== Given text ==
*** Block opens ***

Successful Female Cambodian Entrepreneur Sees Doing Business as a Lifelong Learning Process

Voeung Chan Delice is the owner of Asia Exotic Trading.

WECREATE aims to break down social barriers that women face through entrepreneurship.

Voeung Chan Delice is part of a new generation of young female Cambodian entrepreneurs.

Having been an entrepreneur for almost ten years, Delice is the owner of Asia Exotic Trading, which produces baby wipes under the brand names of Alice, Mammy, and Julie.

Seeing the increasing need for local baby products, she decided to start her business in mid-2015, targeting customers in the provinces. A handicraft business, located in the capital, Phnom Penh, is her second venture after the success of her first business.

The Phnom Penh-born businesswoman started Asia Exotic Tour in 2008, a while after she received her undergraduate degree in tourism from the Royal University of Phnom Penh. The company provides a variety of tourism and travel-related services to both local and international clients, and today it has eight employees bringing in a stable profit.

But it was not a smooth journey in the beginning for Delice, whose family has no business background. Her father is a government official, and her mother is a housewife. Though Delice’s husband is also a businessman, she said, he takes a more traditional approach to enterprise.

*** Block closes ***

== What you need to do ==
Continue the article about Cambodian entrepreneur Voeung Chan Delice, starting after its last sentence on her husband's more traditional approach to enterprise.

Records taken from a dataset
*** Block opens ***

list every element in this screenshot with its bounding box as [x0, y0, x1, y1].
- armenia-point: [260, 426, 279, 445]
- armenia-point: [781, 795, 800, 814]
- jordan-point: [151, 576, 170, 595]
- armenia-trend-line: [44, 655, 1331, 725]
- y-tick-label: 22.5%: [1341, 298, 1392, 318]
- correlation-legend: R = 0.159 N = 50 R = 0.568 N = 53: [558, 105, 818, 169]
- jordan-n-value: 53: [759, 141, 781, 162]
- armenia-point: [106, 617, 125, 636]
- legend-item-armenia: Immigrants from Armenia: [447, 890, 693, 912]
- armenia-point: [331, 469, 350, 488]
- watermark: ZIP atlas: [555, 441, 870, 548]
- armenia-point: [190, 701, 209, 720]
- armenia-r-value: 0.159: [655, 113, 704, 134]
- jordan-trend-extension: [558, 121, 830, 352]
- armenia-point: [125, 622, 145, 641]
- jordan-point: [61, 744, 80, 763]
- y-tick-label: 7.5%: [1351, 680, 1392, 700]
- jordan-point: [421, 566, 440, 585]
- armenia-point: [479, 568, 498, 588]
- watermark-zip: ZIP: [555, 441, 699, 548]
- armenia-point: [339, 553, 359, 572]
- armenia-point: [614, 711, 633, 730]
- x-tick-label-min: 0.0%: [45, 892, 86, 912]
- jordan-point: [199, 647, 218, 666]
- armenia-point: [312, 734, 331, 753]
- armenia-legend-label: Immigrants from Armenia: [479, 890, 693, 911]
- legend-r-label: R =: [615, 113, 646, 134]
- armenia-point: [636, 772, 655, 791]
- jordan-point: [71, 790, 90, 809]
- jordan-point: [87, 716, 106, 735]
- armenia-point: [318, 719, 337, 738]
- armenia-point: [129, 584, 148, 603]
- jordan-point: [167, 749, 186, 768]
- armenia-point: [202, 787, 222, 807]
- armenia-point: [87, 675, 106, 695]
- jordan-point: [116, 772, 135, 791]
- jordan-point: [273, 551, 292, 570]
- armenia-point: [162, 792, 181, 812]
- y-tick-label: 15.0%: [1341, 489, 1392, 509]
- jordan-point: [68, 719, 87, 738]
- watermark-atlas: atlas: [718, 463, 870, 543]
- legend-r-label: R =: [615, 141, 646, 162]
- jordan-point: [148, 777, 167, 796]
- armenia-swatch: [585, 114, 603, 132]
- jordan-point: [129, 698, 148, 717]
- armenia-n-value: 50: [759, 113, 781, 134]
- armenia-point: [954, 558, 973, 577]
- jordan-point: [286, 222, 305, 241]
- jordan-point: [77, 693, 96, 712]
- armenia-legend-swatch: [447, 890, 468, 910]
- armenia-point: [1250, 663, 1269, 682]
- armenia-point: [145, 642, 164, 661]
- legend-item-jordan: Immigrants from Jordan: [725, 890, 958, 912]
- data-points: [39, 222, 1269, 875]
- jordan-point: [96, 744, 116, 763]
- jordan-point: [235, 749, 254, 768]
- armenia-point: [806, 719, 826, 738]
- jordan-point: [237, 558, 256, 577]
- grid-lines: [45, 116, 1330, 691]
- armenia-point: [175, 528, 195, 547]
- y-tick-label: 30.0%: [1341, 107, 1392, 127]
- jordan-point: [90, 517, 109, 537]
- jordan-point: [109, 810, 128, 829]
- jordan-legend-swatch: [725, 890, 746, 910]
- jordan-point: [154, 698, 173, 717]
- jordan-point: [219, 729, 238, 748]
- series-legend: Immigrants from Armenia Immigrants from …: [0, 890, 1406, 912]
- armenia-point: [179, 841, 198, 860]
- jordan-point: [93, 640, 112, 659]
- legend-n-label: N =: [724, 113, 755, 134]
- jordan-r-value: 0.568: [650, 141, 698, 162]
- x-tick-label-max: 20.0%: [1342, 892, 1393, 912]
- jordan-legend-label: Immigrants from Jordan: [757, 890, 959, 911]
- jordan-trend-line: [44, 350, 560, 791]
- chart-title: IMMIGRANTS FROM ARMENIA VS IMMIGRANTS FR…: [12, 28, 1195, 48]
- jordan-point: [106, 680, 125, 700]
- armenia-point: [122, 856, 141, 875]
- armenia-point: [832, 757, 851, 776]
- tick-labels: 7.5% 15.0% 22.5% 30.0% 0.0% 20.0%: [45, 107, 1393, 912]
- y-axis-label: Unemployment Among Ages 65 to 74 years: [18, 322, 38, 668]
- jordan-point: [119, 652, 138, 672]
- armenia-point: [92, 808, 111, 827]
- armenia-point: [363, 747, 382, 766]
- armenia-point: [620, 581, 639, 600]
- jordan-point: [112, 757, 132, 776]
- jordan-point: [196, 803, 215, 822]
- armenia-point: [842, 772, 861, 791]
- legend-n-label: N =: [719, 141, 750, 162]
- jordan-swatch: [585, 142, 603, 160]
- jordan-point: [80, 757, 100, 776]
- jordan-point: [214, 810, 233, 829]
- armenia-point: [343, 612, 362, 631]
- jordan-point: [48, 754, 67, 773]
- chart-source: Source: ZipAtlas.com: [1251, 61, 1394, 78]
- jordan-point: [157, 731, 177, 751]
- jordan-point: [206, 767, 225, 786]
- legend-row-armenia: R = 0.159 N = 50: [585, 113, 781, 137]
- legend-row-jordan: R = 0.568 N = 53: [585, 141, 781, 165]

*** Block closes ***

== Result ==
Delice believes that successful business people never stop learning, and this drove her to attend an entrepreneurial program, WECREATE, in late 2015, shortly after she started her second business.

Under the Lower Mekong Initiative, WECREATE, which stands for Women’s Entrepreneurial Center for Resources, Education, Access, and Training for Economic Empowerment, was founded by the U.S. State Department in a partnership with GriffinWorx, which promotes start-ups. It is the first center opened in the Lower Mekong Region.

The WECREATE center in Phnom Penh offers a variety of programs to women entrepreneurs, ranging from mentoring and networking to childcare services. It provides a physical platform, resources and tools for women to meet and broaden their knowledge of doing business.

WECREATE stands for Women’s Entrepreneurial Center for Resources, Education, Access, and Training for Economic Empowerment, was founded by the U.S. State Department in a partnership with GriffinWorx, which promotes start-ups.

As a result of her participation, Delice was able to expand her handicraft business by hiring two additional full-time employees and four part-time staffers.

“I understand better how to start a business, how to organize our operation, finance, sales, marketing and so on. So, we are able to improve our business,” she said.

Sean Griffin, founder and CEO of GriffinWorx, told VOA Khmer that the organization “saw a tremendous need for women entrepreneurs who had aspiration and a strong desire to start a business, but had very little knowledge or experience of what is required to do the business.”

WECREATE aims to break down social barriers that women face through entrepreneurship.

“We’re using economic empowerment as the lens to address gender-based violence or gender issues that women may face,” Griffin said.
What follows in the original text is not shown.